## Estratto del testo
Il ministero dell’Istruzione dice che ad oggi (13 settembre) abbiamo 60mila posti vuoti (sostegno e posto comune) derivati dagli 84 mila che erano disponibili per le assunzioni in ruolo, che verranno assegnati in queste ore dagli uffici scolastici territoriali. A questi si sommano le deroghe per il sostegno: circa 60 mila. Secondo gli uffici di viale Trastevere, con le nomine di queste ore, domani saranno meno di 100 mila i posti vuoti.
Diversa la versione del sindacato. Secondo la Cisl Scuola 207.220 sono i posti al momento da coprire, attingendo dalle GAE (laddove ancora attivabili) e dalle graduatorie provinciali per le supplenze, tuttora in attesa di essere pubblicate. Come sempre non si trovano i professori delle materie scientifiche. Discorso a parte per il sostegno dove secondo la Cisl all’infanzia manca oltre il 50% dell’organico; alla primaria l’80% così come alle superiori. Alle medie i posti scoperti arriverebbero oltre il 90%.
Il certificato medico – Se n’è parlato fino all’ultimo minuto, ma il nodo del certificato medico è rimasto in sospeso. Per Legge non è obbligatorio anche se alcune scuole lo richiedono. All’inizio dell’emergenza si era pensato di ripristinarne l’uso per le assenze oltre i tre giorni ma tutto è rimasto al palo. Ora sembra che debbano essere le Regioni a stabilire se modificare le norme e come sempre si procederà in ordine sparso. Intanto i maestri e i professori restano nel panico perché non sanno come comportarsi esattamente.

Dati per il riconoscimento della struttura del documento:
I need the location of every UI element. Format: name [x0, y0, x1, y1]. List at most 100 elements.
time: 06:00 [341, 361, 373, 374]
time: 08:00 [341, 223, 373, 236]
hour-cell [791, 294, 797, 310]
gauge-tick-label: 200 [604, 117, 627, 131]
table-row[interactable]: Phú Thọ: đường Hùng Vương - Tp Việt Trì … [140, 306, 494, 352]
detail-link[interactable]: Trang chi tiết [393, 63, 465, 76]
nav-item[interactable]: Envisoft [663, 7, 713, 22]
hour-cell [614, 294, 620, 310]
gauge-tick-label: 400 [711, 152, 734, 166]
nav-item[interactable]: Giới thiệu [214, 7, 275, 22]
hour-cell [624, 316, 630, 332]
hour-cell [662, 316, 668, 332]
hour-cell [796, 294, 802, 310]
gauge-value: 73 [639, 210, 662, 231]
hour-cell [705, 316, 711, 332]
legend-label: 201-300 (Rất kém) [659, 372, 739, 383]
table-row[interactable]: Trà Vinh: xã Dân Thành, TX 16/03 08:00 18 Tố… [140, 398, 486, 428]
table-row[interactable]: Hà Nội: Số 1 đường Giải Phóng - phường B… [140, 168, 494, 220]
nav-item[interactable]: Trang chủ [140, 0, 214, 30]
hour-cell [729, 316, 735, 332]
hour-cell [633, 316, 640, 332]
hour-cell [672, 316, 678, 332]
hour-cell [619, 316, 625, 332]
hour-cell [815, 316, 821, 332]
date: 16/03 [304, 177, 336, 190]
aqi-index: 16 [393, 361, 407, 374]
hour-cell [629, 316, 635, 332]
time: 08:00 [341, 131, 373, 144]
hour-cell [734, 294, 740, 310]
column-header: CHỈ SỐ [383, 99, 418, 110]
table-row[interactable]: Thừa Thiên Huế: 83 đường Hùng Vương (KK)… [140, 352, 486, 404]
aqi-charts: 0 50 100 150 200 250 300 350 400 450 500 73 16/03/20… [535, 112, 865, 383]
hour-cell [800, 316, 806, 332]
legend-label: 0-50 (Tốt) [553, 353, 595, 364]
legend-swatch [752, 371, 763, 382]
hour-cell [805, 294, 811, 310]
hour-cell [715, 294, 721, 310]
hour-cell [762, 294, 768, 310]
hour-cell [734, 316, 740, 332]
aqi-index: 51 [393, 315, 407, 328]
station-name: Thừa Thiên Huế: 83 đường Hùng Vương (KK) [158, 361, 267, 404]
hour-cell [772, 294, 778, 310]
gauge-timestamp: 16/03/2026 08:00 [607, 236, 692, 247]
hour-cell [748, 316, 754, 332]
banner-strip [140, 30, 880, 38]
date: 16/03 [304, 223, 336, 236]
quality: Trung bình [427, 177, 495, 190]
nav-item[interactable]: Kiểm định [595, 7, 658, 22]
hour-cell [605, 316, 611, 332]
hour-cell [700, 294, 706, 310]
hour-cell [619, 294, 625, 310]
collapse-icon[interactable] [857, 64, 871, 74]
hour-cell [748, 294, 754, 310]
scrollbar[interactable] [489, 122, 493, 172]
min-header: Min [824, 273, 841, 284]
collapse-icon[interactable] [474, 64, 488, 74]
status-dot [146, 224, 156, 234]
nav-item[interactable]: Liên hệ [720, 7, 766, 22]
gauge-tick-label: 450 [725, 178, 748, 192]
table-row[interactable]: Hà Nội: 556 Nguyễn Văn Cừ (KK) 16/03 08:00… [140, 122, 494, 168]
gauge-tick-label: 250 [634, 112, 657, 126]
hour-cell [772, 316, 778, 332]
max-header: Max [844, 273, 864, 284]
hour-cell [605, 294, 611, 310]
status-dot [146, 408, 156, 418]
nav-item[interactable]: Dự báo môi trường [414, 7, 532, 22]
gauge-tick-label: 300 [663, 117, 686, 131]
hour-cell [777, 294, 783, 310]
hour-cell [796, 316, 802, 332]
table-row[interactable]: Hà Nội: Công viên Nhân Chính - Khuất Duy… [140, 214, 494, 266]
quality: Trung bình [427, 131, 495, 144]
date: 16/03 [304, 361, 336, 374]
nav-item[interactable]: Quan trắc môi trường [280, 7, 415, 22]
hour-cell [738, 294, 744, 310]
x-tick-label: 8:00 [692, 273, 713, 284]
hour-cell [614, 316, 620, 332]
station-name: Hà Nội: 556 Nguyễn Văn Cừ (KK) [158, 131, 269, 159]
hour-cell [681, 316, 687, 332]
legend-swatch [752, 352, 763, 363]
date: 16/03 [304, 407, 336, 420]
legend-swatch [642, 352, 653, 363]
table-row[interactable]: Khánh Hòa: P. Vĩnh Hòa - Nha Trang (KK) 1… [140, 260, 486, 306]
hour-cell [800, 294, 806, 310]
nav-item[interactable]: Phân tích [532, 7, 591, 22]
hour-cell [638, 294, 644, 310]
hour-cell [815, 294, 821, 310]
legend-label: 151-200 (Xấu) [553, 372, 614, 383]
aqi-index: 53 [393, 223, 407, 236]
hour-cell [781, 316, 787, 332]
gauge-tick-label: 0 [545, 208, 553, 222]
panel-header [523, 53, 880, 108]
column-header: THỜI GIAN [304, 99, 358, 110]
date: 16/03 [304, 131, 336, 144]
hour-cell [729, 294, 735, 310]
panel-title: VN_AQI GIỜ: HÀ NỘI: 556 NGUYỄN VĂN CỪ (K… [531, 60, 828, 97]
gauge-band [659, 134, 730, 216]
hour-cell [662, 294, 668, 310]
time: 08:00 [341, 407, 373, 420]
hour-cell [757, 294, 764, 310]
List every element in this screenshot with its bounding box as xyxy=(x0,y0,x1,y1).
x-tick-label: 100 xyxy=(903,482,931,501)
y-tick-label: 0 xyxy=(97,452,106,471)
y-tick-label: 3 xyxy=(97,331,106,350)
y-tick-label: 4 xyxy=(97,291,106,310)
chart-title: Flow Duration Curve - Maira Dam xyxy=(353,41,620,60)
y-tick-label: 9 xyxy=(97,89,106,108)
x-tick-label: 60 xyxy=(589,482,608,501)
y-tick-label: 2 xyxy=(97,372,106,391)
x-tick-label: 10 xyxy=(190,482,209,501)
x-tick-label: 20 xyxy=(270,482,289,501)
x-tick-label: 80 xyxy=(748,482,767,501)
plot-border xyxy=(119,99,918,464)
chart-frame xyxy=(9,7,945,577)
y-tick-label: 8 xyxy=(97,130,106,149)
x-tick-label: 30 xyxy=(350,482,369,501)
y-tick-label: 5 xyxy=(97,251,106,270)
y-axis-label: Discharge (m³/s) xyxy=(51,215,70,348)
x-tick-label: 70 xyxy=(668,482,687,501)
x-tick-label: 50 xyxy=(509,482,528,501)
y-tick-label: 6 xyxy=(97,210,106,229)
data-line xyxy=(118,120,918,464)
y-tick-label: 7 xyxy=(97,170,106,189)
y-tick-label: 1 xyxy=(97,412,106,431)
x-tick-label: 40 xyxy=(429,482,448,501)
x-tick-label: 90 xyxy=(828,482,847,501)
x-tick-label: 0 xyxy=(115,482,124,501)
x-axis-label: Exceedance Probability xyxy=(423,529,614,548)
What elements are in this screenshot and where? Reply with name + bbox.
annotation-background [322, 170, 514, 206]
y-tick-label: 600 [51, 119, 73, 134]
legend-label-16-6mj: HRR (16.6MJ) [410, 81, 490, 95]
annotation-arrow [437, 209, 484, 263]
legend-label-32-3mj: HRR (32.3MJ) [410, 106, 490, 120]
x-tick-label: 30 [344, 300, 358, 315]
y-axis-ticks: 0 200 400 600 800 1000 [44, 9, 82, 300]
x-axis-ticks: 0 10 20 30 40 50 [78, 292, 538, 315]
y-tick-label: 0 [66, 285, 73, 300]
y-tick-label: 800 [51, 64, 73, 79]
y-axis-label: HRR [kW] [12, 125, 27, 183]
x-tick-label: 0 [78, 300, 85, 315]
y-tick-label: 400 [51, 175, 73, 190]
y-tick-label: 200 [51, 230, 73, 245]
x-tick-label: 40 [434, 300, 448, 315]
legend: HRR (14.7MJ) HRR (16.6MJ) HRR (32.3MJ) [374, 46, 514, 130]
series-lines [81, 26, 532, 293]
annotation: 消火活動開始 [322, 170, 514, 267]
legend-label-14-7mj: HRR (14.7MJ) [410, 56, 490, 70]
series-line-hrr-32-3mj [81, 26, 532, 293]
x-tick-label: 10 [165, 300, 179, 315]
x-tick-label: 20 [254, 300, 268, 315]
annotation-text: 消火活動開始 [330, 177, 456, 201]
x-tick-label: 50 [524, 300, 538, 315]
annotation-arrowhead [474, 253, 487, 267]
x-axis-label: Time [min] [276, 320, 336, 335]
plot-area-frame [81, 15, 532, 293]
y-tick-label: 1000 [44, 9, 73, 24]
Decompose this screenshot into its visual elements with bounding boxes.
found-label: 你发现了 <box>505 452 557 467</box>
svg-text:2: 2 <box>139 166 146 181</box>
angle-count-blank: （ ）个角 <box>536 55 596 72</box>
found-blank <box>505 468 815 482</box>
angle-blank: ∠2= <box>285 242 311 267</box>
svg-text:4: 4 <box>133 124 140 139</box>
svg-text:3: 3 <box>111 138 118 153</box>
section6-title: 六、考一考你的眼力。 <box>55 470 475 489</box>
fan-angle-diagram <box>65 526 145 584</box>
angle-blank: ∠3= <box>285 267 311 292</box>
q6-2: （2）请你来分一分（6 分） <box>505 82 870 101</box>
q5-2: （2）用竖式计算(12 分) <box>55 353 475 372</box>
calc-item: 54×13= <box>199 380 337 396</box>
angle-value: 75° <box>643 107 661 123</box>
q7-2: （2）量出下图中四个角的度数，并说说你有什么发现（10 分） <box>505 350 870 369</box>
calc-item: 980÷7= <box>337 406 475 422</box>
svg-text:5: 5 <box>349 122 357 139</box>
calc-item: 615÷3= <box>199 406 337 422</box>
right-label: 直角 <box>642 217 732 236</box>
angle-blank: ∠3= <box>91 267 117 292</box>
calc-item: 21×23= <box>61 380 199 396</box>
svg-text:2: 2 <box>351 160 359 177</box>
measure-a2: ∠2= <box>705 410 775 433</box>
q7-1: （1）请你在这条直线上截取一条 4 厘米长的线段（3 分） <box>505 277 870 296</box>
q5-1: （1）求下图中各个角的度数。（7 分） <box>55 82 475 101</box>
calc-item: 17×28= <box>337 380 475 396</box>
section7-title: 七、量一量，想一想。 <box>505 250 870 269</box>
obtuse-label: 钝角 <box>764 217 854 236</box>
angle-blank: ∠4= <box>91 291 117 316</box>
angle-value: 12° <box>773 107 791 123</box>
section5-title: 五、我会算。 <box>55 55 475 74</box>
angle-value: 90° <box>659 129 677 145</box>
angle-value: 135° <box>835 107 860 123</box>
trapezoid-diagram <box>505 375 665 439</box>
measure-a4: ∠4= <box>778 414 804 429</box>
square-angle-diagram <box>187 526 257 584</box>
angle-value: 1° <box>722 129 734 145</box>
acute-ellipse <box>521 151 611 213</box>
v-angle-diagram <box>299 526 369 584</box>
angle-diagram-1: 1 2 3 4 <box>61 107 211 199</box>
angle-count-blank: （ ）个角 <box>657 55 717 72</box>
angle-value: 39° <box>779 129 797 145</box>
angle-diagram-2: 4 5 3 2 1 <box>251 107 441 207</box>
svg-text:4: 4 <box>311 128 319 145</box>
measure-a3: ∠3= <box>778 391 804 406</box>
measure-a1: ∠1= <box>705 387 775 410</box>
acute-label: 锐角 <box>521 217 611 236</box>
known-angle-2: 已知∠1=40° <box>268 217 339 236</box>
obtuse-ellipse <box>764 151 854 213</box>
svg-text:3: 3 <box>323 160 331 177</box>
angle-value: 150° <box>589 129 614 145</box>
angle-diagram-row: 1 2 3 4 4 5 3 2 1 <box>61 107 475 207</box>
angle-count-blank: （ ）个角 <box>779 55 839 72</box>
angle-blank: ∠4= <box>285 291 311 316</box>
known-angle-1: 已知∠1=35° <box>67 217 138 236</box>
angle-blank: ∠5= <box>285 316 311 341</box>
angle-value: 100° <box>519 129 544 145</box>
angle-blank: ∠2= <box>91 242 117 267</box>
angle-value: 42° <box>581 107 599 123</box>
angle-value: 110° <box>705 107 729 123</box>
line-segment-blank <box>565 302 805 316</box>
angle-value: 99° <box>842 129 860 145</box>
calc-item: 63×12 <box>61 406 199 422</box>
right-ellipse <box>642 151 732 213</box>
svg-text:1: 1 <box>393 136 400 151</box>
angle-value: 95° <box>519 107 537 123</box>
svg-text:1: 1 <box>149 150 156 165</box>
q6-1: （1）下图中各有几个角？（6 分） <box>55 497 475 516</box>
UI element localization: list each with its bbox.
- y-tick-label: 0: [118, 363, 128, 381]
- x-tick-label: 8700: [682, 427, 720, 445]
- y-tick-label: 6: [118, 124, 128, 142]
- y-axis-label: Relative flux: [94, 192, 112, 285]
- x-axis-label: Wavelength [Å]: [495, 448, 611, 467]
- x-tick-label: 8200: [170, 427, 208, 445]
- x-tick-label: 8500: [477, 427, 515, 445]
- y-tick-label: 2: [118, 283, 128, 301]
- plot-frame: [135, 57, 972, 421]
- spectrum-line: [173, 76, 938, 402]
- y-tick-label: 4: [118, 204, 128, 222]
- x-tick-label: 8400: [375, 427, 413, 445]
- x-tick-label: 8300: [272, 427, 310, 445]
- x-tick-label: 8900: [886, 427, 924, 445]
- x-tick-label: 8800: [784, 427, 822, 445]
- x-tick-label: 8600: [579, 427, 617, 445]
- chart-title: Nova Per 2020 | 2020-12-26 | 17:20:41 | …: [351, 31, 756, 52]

## Consegna
Prosegui il testo sulle cattedre scoperte a scuola e sul certificato medico, ripartendo dopo la sua ultima frase.

## Risultato
Le mascherine – Se n’è parlato in tutte le salse. Dopo mesi di confusione con presidi che annunciavano di doverle dare solo al corpo docente, una nota del capo dipartimento del ministero dell’Istruzione Giovanna Boda ha chiarito che i dispositivi saranno per tutti. In queste ore il Commissario si è impegnato a far arrivare nelle scuole ulteriori scorte tant’è che ha chiesto agli istituti di tenere aperti gli edifici anche nel weekend. Resta un problema: la dotazione che arriverà con cadenza settimanale, bisettimanale o mensile a seconda della popolazione scolastica, sarà consegnata alla sede degli istituti. Qualcuno poi dovrà preoccuparsi di portate le mascherine nei singoli plessi: lo faranno i bidelli o gli insegnanti?
Le aule – All’inizio di settembre erano ancora 104 mila gli studenti senza aula. Ora secondo la ministra dell’Istruzione Lucia Azzolina sarebbero meno di 50 mila. La caccia agli spazi non termina con l’inizio della scuola. Sindaci, presidi e presidenti di provincia continuano a fare i conti con un problema che dovrà essere risolto al più presto. Gli affitti di spazi esterni sono stati finanziati con due interventi di 70 milioni e 34 milioni ma secondo l’Anci questi finanziamenti sarebbero arrivati troppo tardi. Nel frattempo si è ricorsi a qualsiasi soluzione: teatri, parrocchie, Fiere, musei, moduli temporanei e persino tende.
“Non si può entrare in classe tra calcinacci e polvere”. L’indicazione è arrivata direttamente dal direttore dell’ufficio scolastico regionale del Lazio. In questa regione il 20% delle scuole facendo ricorso ad un’ordinanza sindacale ha rinviato la partenza delle lezioni. Il caso Lazio non è comunque l’unico. Anche in Liguria otto comuni hanno scelto di aprire più tardi, il 24. In Piemonte si segnala un caso. In provincia di Cremona, a Offanengo, un’intera scuola primaria fino a dicembre non potrà tornare nella sua sede ma dovrà fare scuola all’oratorio, alla biblioteca e al museo.